> _Source data_
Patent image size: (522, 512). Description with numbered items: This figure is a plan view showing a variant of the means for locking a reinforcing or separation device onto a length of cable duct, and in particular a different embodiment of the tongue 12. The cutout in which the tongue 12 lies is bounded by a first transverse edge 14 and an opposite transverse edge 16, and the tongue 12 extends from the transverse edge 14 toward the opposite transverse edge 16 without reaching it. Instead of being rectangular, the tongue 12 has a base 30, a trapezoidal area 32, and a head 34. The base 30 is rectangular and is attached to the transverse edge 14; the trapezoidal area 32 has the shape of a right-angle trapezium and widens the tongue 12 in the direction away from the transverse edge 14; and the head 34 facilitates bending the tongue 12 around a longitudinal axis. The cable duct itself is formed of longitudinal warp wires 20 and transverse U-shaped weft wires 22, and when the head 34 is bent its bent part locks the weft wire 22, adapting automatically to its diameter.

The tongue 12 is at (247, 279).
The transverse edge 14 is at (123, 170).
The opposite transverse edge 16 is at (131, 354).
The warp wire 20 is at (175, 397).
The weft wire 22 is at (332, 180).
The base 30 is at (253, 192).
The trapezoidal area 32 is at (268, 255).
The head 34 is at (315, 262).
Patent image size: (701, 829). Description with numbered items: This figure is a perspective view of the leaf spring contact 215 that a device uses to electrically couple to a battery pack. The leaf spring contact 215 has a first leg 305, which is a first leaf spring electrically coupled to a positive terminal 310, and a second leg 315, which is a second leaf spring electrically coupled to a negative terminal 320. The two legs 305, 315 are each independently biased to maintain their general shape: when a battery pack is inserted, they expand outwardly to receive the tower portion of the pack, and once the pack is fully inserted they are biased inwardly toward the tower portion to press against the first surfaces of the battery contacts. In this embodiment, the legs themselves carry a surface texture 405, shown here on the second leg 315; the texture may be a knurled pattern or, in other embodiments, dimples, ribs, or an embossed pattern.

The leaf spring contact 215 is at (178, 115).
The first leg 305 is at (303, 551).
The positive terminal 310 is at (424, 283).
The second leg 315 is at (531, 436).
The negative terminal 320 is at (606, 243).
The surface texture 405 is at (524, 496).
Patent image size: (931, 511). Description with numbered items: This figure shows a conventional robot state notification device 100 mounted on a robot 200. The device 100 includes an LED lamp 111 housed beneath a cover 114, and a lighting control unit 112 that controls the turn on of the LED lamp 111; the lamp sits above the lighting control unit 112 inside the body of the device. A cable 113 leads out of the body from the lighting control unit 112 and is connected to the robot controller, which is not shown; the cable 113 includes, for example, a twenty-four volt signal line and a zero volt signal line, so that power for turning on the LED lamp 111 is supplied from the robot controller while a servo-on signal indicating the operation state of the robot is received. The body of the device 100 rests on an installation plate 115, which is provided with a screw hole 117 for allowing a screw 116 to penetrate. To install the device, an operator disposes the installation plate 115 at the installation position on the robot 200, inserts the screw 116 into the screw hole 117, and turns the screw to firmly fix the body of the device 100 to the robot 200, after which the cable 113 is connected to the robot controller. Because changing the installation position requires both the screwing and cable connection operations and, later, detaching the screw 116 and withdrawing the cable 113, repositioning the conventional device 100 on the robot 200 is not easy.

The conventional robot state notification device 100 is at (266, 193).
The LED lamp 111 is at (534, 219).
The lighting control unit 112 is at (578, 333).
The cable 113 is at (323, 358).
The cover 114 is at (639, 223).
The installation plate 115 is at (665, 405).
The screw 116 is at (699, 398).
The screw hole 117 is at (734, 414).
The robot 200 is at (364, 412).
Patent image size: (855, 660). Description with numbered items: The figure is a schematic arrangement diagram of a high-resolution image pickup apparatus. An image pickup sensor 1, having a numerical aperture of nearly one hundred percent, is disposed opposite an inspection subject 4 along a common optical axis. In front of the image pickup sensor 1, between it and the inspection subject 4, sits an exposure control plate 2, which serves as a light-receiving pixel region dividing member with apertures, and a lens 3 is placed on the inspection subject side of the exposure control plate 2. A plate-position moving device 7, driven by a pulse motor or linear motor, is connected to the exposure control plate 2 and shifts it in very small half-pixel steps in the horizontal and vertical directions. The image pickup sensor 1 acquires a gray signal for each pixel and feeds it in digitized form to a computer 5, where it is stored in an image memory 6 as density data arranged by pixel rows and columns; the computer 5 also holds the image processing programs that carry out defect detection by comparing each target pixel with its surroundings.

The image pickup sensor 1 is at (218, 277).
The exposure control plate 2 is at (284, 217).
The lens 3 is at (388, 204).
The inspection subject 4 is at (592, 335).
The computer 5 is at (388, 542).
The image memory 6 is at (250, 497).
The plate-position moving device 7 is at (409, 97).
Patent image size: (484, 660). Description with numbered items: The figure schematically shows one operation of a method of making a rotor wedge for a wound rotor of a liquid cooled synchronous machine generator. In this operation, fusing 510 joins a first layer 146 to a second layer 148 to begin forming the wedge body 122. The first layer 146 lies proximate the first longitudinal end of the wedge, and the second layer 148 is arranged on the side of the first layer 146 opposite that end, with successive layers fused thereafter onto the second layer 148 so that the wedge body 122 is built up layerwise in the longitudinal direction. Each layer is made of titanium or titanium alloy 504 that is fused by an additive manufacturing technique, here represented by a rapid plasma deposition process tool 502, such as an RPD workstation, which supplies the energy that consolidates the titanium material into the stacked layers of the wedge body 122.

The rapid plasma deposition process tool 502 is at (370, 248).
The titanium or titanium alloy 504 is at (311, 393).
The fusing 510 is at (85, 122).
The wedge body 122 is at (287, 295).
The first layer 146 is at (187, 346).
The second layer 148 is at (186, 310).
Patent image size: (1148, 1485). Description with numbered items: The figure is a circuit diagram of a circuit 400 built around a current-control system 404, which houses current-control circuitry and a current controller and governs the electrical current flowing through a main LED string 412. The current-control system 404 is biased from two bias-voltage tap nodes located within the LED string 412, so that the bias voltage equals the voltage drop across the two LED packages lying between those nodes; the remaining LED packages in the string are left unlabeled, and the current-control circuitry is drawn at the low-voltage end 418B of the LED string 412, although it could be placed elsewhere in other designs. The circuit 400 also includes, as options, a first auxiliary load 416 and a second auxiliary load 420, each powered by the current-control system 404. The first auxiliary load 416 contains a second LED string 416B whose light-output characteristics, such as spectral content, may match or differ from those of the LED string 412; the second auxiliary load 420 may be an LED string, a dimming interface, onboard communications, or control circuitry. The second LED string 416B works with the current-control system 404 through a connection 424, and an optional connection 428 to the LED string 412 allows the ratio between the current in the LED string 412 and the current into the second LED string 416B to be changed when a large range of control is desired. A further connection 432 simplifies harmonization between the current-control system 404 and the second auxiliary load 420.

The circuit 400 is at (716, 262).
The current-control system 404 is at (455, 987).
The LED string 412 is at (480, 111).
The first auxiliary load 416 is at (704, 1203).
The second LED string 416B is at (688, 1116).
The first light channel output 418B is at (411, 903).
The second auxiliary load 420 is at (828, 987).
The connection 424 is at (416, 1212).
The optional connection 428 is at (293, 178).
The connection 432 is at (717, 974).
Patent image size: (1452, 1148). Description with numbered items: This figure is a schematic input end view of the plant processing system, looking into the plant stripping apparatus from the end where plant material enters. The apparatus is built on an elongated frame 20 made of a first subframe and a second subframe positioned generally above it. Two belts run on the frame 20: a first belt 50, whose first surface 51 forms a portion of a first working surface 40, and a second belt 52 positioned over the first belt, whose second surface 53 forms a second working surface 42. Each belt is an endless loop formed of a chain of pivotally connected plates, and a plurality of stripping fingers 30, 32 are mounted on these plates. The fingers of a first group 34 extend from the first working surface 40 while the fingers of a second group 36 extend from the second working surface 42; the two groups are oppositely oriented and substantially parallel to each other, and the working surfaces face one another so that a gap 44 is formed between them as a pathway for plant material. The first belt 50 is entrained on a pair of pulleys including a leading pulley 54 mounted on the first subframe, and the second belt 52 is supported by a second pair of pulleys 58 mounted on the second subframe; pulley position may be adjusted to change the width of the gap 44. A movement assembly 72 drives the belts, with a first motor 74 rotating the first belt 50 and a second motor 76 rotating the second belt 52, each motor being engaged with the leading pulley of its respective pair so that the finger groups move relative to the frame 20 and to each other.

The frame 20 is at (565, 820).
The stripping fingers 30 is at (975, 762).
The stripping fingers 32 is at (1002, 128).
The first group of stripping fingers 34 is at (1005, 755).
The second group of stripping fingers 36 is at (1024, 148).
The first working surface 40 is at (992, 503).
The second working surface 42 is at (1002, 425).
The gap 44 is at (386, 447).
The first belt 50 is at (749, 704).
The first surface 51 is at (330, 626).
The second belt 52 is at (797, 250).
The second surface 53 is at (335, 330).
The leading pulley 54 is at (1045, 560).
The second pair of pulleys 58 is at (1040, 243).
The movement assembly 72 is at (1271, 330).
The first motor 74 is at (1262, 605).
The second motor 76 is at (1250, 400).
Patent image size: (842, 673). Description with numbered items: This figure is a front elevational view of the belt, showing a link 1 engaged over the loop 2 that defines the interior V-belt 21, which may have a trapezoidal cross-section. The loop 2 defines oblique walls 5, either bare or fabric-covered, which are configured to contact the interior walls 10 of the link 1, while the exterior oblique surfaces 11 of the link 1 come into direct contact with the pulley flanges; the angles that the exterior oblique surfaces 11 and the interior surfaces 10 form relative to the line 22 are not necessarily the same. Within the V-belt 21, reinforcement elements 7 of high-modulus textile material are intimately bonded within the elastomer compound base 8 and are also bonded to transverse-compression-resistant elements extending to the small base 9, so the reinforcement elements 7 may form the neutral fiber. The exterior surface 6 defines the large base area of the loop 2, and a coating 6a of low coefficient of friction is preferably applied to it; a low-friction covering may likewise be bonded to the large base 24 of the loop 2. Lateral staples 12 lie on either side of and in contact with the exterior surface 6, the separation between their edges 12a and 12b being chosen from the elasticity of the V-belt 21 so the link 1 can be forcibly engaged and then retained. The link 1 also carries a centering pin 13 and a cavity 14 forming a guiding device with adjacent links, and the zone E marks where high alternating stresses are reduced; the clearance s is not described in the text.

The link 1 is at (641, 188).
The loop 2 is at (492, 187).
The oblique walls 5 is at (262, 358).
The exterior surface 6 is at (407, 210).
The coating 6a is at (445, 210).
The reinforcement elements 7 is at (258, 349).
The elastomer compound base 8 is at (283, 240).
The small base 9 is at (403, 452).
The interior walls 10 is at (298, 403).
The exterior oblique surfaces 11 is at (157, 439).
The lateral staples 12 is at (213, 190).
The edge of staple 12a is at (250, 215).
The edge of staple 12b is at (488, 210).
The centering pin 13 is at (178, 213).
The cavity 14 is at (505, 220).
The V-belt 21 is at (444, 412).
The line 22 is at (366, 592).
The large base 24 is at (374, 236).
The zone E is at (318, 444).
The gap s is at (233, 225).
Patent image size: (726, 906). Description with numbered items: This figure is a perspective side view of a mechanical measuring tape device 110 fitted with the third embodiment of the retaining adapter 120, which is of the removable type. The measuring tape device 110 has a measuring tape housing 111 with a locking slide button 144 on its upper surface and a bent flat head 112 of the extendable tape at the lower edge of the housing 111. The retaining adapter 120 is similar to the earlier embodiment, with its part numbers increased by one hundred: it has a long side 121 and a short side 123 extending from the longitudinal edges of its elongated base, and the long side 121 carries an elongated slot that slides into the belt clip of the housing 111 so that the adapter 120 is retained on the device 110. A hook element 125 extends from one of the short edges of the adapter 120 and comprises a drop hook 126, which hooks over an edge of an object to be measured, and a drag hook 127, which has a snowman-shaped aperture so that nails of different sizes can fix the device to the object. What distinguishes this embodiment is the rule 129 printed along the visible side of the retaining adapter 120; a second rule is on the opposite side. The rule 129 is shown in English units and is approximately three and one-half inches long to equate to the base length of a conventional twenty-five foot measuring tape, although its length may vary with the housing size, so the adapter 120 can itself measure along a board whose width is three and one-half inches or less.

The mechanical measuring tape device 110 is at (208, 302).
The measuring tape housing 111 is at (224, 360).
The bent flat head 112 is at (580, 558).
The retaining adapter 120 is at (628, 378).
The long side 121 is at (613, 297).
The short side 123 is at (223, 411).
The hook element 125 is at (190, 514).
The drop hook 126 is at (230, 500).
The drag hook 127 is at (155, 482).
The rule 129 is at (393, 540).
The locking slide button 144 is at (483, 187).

> _Written task_
Could you rewrite the part that opens with the line containing "Patent image size: (1452, 1148)." and closes with the line containing "The second working surface 42 is", both lines included, as a JSON list of strings with one string per line and blank lines left out?

> _The completed task_
[
  "Patent image size: (1452, 1148). Description with numbered items: This figure is a schematic input end view of the plant processing system, looking into the plant stripping apparatus from the end where plant material enters. The apparatus is built on an elongated frame 20 made of a first subframe and a second subframe positioned generally above it. Two belts run on the frame 20: a first belt 50, whose first surface 51 forms a portion of a first working surface 40, and a second belt 52 positioned over the first belt, whose second surface 53 forms a second working surface 42. Each belt is an endless loop formed of a chain of pivotally connected plates, and a plurality of stripping fingers 30, 32 are mounted on these plates. The fingers of a first group 34 extend from the first working surface 40 while the fingers of a second group 36 extend from the second working surface 42; the two groups are oppositely oriented and substantially parallel to each other, and the working surfaces face one another so that a gap 44 is formed between them as a pathway for plant material. The first belt 50 is entrained on a pair of pulleys including a leading pulley 54 mounted on the first subframe, and the second belt 52 is supported by a second pair of pulleys 58 mounted on the second subframe; pulley position may be adjusted to change the width of the gap 44. A movement assembly 72 drives the belts, with a first motor 74 rotating the first belt 50 and a second motor 76 rotating the second belt 52, each motor being engaged with the leading pulley of its respective pair so that the finger groups move relative to the frame 20 and to each other.",
  "The frame 20 is at (565, 820).",
  "The stripping fingers 30 is at (975, 762).",
  "The stripping fingers 32 is at (1002, 128).",
  "The first group of stripping fingers 34 is at (1005, 755).",
  "The second group of stripping fingers 36 is at (1024, 148).",
  "The first working surface 40 is at (992, 503).",
  "The second working surface 42 is at (1002, 425)."
]